Your task — Repeat the data word for word, excluding every picture.

# # # # #

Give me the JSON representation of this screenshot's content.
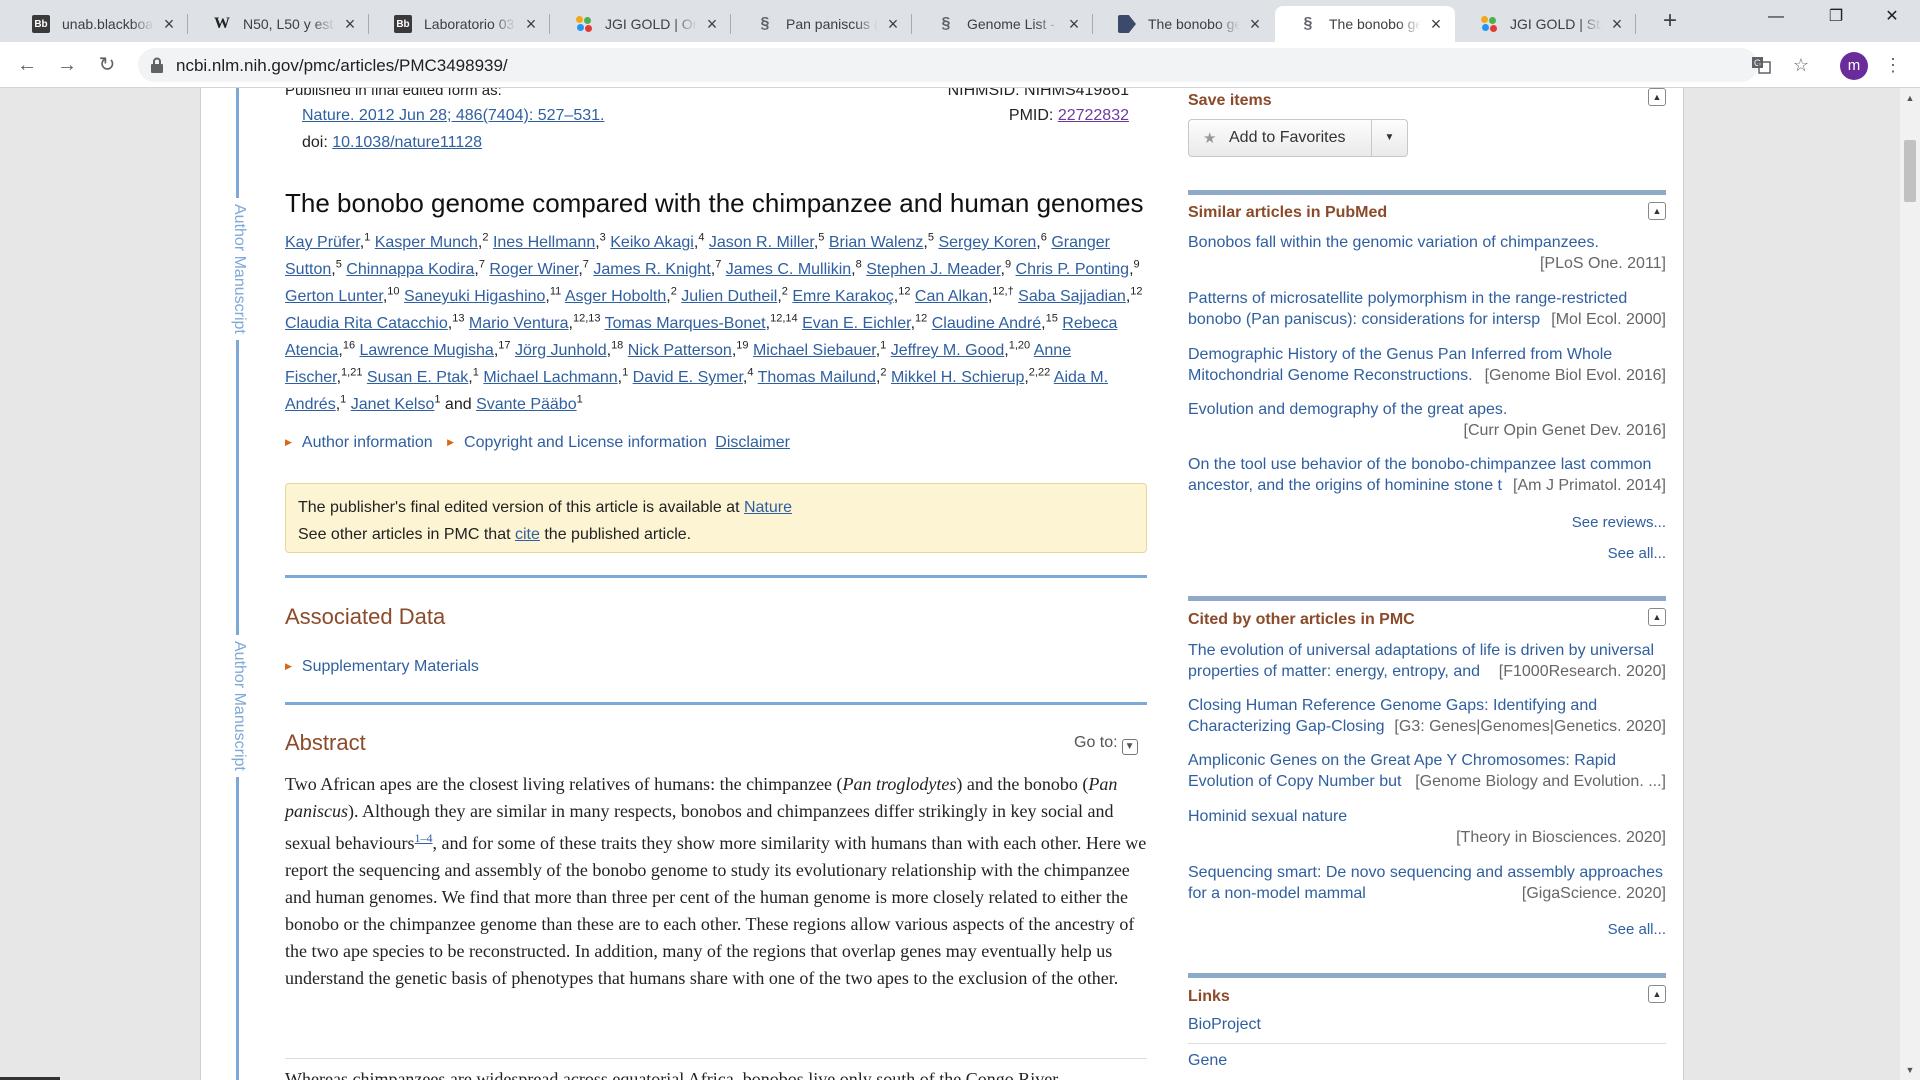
{
  "browser": {
    "tabs": [
      {
        "title": "unab.blackboard",
        "favicon": "blackboard-icon"
      },
      {
        "title": "N50, L50 y esta",
        "favicon": "wikipedia-icon"
      },
      {
        "title": "Laboratorio 03",
        "favicon": "blackboard-icon"
      },
      {
        "title": "JGI GOLD | Org",
        "favicon": "jgi-icon"
      },
      {
        "title": "Pan paniscus (b",
        "favicon": "ncbi-icon"
      },
      {
        "title": "Genome List - (",
        "favicon": "ncbi-icon"
      },
      {
        "title": "The bonobo ge",
        "favicon": "nature-icon"
      },
      {
        "title": "The bonobo ge",
        "favicon": "ncbi-icon"
      },
      {
        "title": "JGI GOLD | Stat",
        "favicon": "jgi-icon"
      }
    ],
    "active_tab": 7,
    "url": "ncbi.nlm.nih.gov/pmc/articles/PMC3498939/",
    "profile_initial": "m"
  },
  "article": {
    "published_note": "Published in final edited form as:",
    "nihmsid": "NIHMSID: NIHMS419861",
    "citation": "Nature. 2012 Jun 28; 486(7404): 527–531.",
    "pmid_label": "PMID:",
    "pmid": "22722832",
    "doi_label": "doi:",
    "doi": "10.1038/nature11128",
    "title": "The bonobo genome compared with the chimpanzee and human genomes",
    "authors": [
      {
        "name": "Kay Prüfer",
        "sup": "1"
      },
      {
        "name": "Kasper Munch",
        "sup": "2"
      },
      {
        "name": "Ines Hellmann",
        "sup": "3"
      },
      {
        "name": "Keiko Akagi",
        "sup": "4"
      },
      {
        "name": "Jason R. Miller",
        "sup": "5"
      },
      {
        "name": "Brian Walenz",
        "sup": "5"
      },
      {
        "name": "Sergey Koren",
        "sup": "6"
      },
      {
        "name": "Granger Sutton",
        "sup": "5"
      },
      {
        "name": "Chinnappa Kodira",
        "sup": "7"
      },
      {
        "name": "Roger Winer",
        "sup": "7"
      },
      {
        "name": "James R. Knight",
        "sup": "7"
      },
      {
        "name": "James C. Mullikin",
        "sup": "8"
      },
      {
        "name": "Stephen J. Meader",
        "sup": "9"
      },
      {
        "name": "Chris P. Ponting",
        "sup": "9"
      },
      {
        "name": "Gerton Lunter",
        "sup": "10"
      },
      {
        "name": "Saneyuki Higashino",
        "sup": "11"
      },
      {
        "name": "Asger Hobolth",
        "sup": "2"
      },
      {
        "name": "Julien Dutheil",
        "sup": "2"
      },
      {
        "name": "Emre Karakoç",
        "sup": "12"
      },
      {
        "name": "Can Alkan",
        "sup": "12,†"
      },
      {
        "name": "Saba Sajjadian",
        "sup": "12"
      },
      {
        "name": "Claudia Rita Catacchio",
        "sup": "13"
      },
      {
        "name": "Mario Ventura",
        "sup": "12,13"
      },
      {
        "name": "Tomas Marques-Bonet",
        "sup": "12,14"
      },
      {
        "name": "Evan E. Eichler",
        "sup": "12"
      },
      {
        "name": "Claudine André",
        "sup": "15"
      },
      {
        "name": "Rebeca Atencia",
        "sup": "16"
      },
      {
        "name": "Lawrence Mugisha",
        "sup": "17"
      },
      {
        "name": "Jörg Junhold",
        "sup": "18"
      },
      {
        "name": "Nick Patterson",
        "sup": "19"
      },
      {
        "name": "Michael Siebauer",
        "sup": "1"
      },
      {
        "name": "Jeffrey M. Good",
        "sup": "1,20"
      },
      {
        "name": "Anne Fischer",
        "sup": "1,21"
      },
      {
        "name": "Susan E. Ptak",
        "sup": "1"
      },
      {
        "name": "Michael Lachmann",
        "sup": "1"
      },
      {
        "name": "David E. Symer",
        "sup": "4"
      },
      {
        "name": "Thomas Mailund",
        "sup": "2"
      },
      {
        "name": "Mikkel H. Schierup",
        "sup": "2,22"
      },
      {
        "name": "Aida M. Andrés",
        "sup": "1"
      },
      {
        "name": "Janet Kelso",
        "sup": "1"
      },
      {
        "name": "Svante Pääbo",
        "sup": "1"
      }
    ],
    "and_word": "and",
    "author_info": "Author information",
    "copyright": "Copyright and License information",
    "disclaimer": "Disclaimer",
    "notice_line1": "The publisher's final edited version of this article is available at",
    "notice_link1": "Nature",
    "notice_line2_a": "See other articles in PMC that",
    "notice_link2": "cite",
    "notice_line2_b": "the published article.",
    "margin_label": "Author Manuscript",
    "associated_data": "Associated Data",
    "supplementary": "Supplementary Materials",
    "abstract_heading": "Abstract",
    "goto_label": "Go to:",
    "abstract_p1": "Two African apes are the closest living relatives of humans: the chimpanzee (",
    "abstract_i1": "Pan troglodytes",
    "abstract_p2": ") and the bonobo (",
    "abstract_i2": "Pan paniscus",
    "abstract_p3": "). Although they are similar in many respects, bonobos and chimpanzees differ strikingly in key social and sexual behaviours",
    "abstract_ref": "1–4",
    "abstract_p4": ", and for some of these traits they show more similarity with humans than with each other. Here we report the sequencing and assembly of the bonobo genome to study its evolutionary relationship with the chimpanzee and human genomes. We find that more than three per cent of the human genome is more closely related to either the bonobo or the chimpanzee genome than these are to each other. These regions allow various aspects of the ancestry of the two ape species to be reconstructed. In addition, many of the regions that overlap genes may eventually help us understand the genetic basis of phenotypes that humans share with one of the two apes to the exclusion of the other.",
    "body_start": "Whereas chimpanzees are widespread across equatorial Africa, bonobos live only south of the Congo River"
  },
  "sidebar": {
    "save_heading": "Save items",
    "add_favorites": "Add to Favorites",
    "similar_heading": "Similar articles in PubMed",
    "similar": [
      {
        "title": "Bonobos fall within the genomic variation of chimpanzees.",
        "journal": "[PLoS One. 2011]"
      },
      {
        "title": "Patterns of microsatellite polymorphism in the range-restricted bonobo (Pan paniscus): considerations for intersp",
        "journal": "[Mol Ecol. 2000]"
      },
      {
        "title": "Demographic History of the Genus Pan Inferred from Whole Mitochondrial Genome Reconstructions.",
        "journal": "[Genome Biol Evol. 2016]"
      },
      {
        "title": "Evolution and demography of the great apes.",
        "journal": "[Curr Opin Genet Dev. 2016]"
      },
      {
        "title": "On the tool use behavior of the bonobo-chimpanzee last common ancestor, and the origins of hominine stone t",
        "journal": "[Am J Primatol. 2014]"
      }
    ],
    "see_reviews": "See reviews...",
    "see_all_1": "See all...",
    "cited_heading": "Cited by other articles in PMC",
    "cited": [
      {
        "title": "The evolution of universal adaptations of life is driven by universal properties of matter: energy, entropy, and",
        "journal": "[F1000Research. 2020]"
      },
      {
        "title": "Closing Human Reference Genome Gaps: Identifying and Characterizing Gap-Closing",
        "journal": "[G3: Genes|Genomes|Genetics. 2020]"
      },
      {
        "title": "Ampliconic Genes on the Great Ape Y Chromosomes: Rapid Evolution of Copy Number but",
        "journal": "[Genome Biology and Evolution. ...]"
      },
      {
        "title": "Hominid sexual nature",
        "journal": "[Theory in Biosciences. 2020]"
      },
      {
        "title": "Sequencing smart: De novo sequencing and assembly approaches for a non-model mammal",
        "journal": "[GigaScience. 2020]"
      }
    ],
    "see_all_2": "See all...",
    "links_heading": "Links",
    "links": [
      "BioProject",
      "Gene"
    ]
  },
  "colors": {
    "accent_link": "#2f5fa0",
    "section_heading": "#8b4a2a",
    "rule_blue": "#7ea8d8",
    "notice_bg": "#fdf4d3"
  }
}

# # # # #

Solution to this problem —
Give me the JSON representation of this screenshot's content.
{
  "browser": {
    "tabs": [
      {
        "title": "unab.blackboard",
        "favicon": "blackboard-icon"
      },
      {
        "title": "N50, L50 y esta",
        "favicon": "wikipedia-icon"
      },
      {
        "title": "Laboratorio 03",
        "favicon": "blackboard-icon"
      },
      {
        "title": "JGI GOLD | Org",
        "favicon": "jgi-icon"
      },
      {
        "title": "Pan paniscus (b",
        "favicon": "ncbi-icon"
      },
      {
        "title": "Genome List - (",
        "favicon": "ncbi-icon"
      },
      {
        "title": "The bonobo ge",
        "favicon": "nature-icon"
      },
      {
        "title": "The bonobo ge",
        "favicon": "ncbi-icon"
      },
      {
        "title": "JGI GOLD | Stat",
        "favicon": "jgi-icon"
      }
    ],
    "active_tab": 7,
    "url": "ncbi.nlm.nih.gov/pmc/articles/PMC3498939/",
    "profile_initial": "m"
  },
  "article": {
    "published_note": "Published in final edited form as:",
    "nihmsid": "NIHMSID: NIHMS419861",
    "citation": "Nature. 2012 Jun 28; 486(7404): 527–531.",
    "pmid_label": "PMID:",
    "pmid": "22722832",
    "doi_label": "doi:",
    "doi": "10.1038/nature11128",
    "title": "The bonobo genome compared with the chimpanzee and human genomes",
    "authors": [
      {
        "name": "Kay Prüfer",
        "sup": "1"
      },
      {
        "name": "Kasper Munch",
        "sup": "2"
      },
      {
        "name": "Ines Hellmann",
        "sup": "3"
      },
      {
        "name": "Keiko Akagi",
        "sup": "4"
      },
      {
        "name": "Jason R. Miller",
        "sup": "5"
      },
      {
        "name": "Brian Walenz",
        "sup": "5"
      },
      {
        "name": "Sergey Koren",
        "sup": "6"
      },
      {
        "name": "Granger Sutton",
        "sup": "5"
      },
      {
        "name": "Chinnappa Kodira",
        "sup": "7"
      },
      {
        "name": "Roger Winer",
        "sup": "7"
      },
      {
        "name": "James R. Knight",
        "sup": "7"
      },
      {
        "name": "James C. Mullikin",
        "sup": "8"
      },
      {
        "name": "Stephen J. Meader",
        "sup": "9"
      },
      {
        "name": "Chris P. Ponting",
        "sup": "9"
      },
      {
        "name": "Gerton Lunter",
        "sup": "10"
      },
      {
        "name": "Saneyuki Higashino",
        "sup": "11"
      },
      {
        "name": "Asger Hobolth",
        "sup": "2"
      },
      {
        "name": "Julien Dutheil",
        "sup": "2"
      },
      {
        "name": "Emre Karakoç",
        "sup": "12"
      },
      {
        "name": "Can Alkan",
        "sup": "12,†"
      },
      {
        "name": "Saba Sajjadian",
        "sup": "12"
      },
      {
        "name": "Claudia Rita Catacchio",
        "sup": "13"
      },
      {
        "name": "Mario Ventura",
        "sup": "12,13"
      },
      {
        "name": "Tomas Marques-Bonet",
        "sup": "12,14"
      },
      {
        "name": "Evan E. Eichler",
        "sup": "12"
      },
      {
        "name": "Claudine André",
        "sup": "15"
      },
      {
        "name": "Rebeca Atencia",
        "sup": "16"
      },
      {
        "name": "Lawrence Mugisha",
        "sup": "17"
      },
      {
        "name": "Jörg Junhold",
        "sup": "18"
      },
      {
        "name": "Nick Patterson",
        "sup": "19"
      },
      {
        "name": "Michael Siebauer",
        "sup": "1"
      },
      {
        "name": "Jeffrey M. Good",
        "sup": "1,20"
      },
      {
        "name": "Anne Fischer",
        "sup": "1,21"
      },
      {
        "name": "Susan E. Ptak",
        "sup": "1"
      },
      {
        "name": "Michael Lachmann",
        "sup": "1"
      },
      {
        "name": "David E. Symer",
        "sup": "4"
      },
      {
        "name": "Thomas Mailund",
        "sup": "2"
      },
      {
        "name": "Mikkel H. Schierup",
        "sup": "2,22"
      },
      {
        "name": "Aida M. Andrés",
        "sup": "1"
      },
      {
        "name": "Janet Kelso",
        "sup": "1"
      },
      {
        "name": "Svante Pääbo",
        "sup": "1"
      }
    ],
    "and_word": "and",
    "author_info": "Author information",
    "copyright": "Copyright and License information",
    "disclaimer": "Disclaimer",
    "notice_line1": "The publisher's final edited version of this article is available at",
    "notice_link1": "Nature",
    "notice_line2_a": "See other articles in PMC that",
    "notice_link2": "cite",
    "notice_line2_b": "the published article.",
    "margin_label": "Author Manuscript",
    "associated_data": "Associated Data",
    "supplementary": "Supplementary Materials",
    "abstract_heading": "Abstract",
    "goto_label": "Go to:",
    "abstract_p1": "Two African apes are the closest living relatives of humans: the chimpanzee (",
    "abstract_i1": "Pan troglodytes",
    "abstract_p2": ") and the bonobo (",
    "abstract_i2": "Pan paniscus",
    "abstract_p3": "). Although they are similar in many respects, bonobos and chimpanzees differ strikingly in key social and sexual behaviours",
    "abstract_ref": "1–4",
    "abstract_p4": ", and for some of these traits they show more similarity with humans than with each other. Here we report the sequencing and assembly of the bonobo genome to study its evolutionary relationship with the chimpanzee and human genomes. We find that more than three per cent of the human genome is more closely related to either the bonobo or the chimpanzee genome than these are to each other. These regions allow various aspects of the ancestry of the two ape species to be reconstructed. In addition, many of the regions that overlap genes may eventually help us understand the genetic basis of phenotypes that humans share with one of the two apes to the exclusion of the other.",
    "body_start": "Whereas chimpanzees are widespread across equatorial Africa, bonobos live only south of the Congo River"
  },
  "sidebar": {
    "save_heading": "Save items",
    "add_favorites": "Add to Favorites",
    "similar_heading": "Similar articles in PubMed",
    "similar": [
      {
        "title": "Bonobos fall within the genomic variation of chimpanzees.",
        "journal": "[PLoS One. 2011]"
      },
      {
        "title": "Patterns of microsatellite polymorphism in the range-restricted bonobo (Pan paniscus): considerations for intersp",
        "journal": "[Mol Ecol. 2000]"
      },
      {
        "title": "Demographic History of the Genus Pan Inferred from Whole Mitochondrial Genome Reconstructions.",
        "journal": "[Genome Biol Evol. 2016]"
      },
      {
        "title": "Evolution and demography of the great apes.",
        "journal": "[Curr Opin Genet Dev. 2016]"
      },
      {
        "title": "On the tool use behavior of the bonobo-chimpanzee last common ancestor, and the origins of hominine stone t",
        "journal": "[Am J Primatol. 2014]"
      }
    ],
    "see_reviews": "See reviews...",
    "see_all_1": "See all...",
    "cited_heading": "Cited by other articles in PMC",
    "cited": [
      {
        "title": "The evolution of universal adaptations of life is driven by universal properties of matter: energy, entropy, and",
        "journal": "[F1000Research. 2020]"
      },
      {
        "title": "Closing Human Reference Genome Gaps: Identifying and Characterizing Gap-Closing",
        "journal": "[G3: Genes|Genomes|Genetics. 2020]"
      },
      {
        "title": "Ampliconic Genes on the Great Ape Y Chromosomes: Rapid Evolution of Copy Number but",
        "journal": "[Genome Biology and Evolution. ...]"
      },
      {
        "title": "Hominid sexual nature",
        "journal": "[Theory in Biosciences. 2020]"
      },
      {
        "title": "Sequencing smart: De novo sequencing and assembly approaches for a non-model mammal",
        "journal": "[GigaScience. 2020]"
      }
    ],
    "see_all_2": "See all...",
    "links_heading": "Links",
    "links": [
      "BioProject",
      "Gene"
    ]
  },
  "colors": {
    "accent_link": "#2f5fa0",
    "section_heading": "#8b4a2a",
    "rule_blue": "#7ea8d8",
    "notice_bg": "#fdf4d3"
  }
}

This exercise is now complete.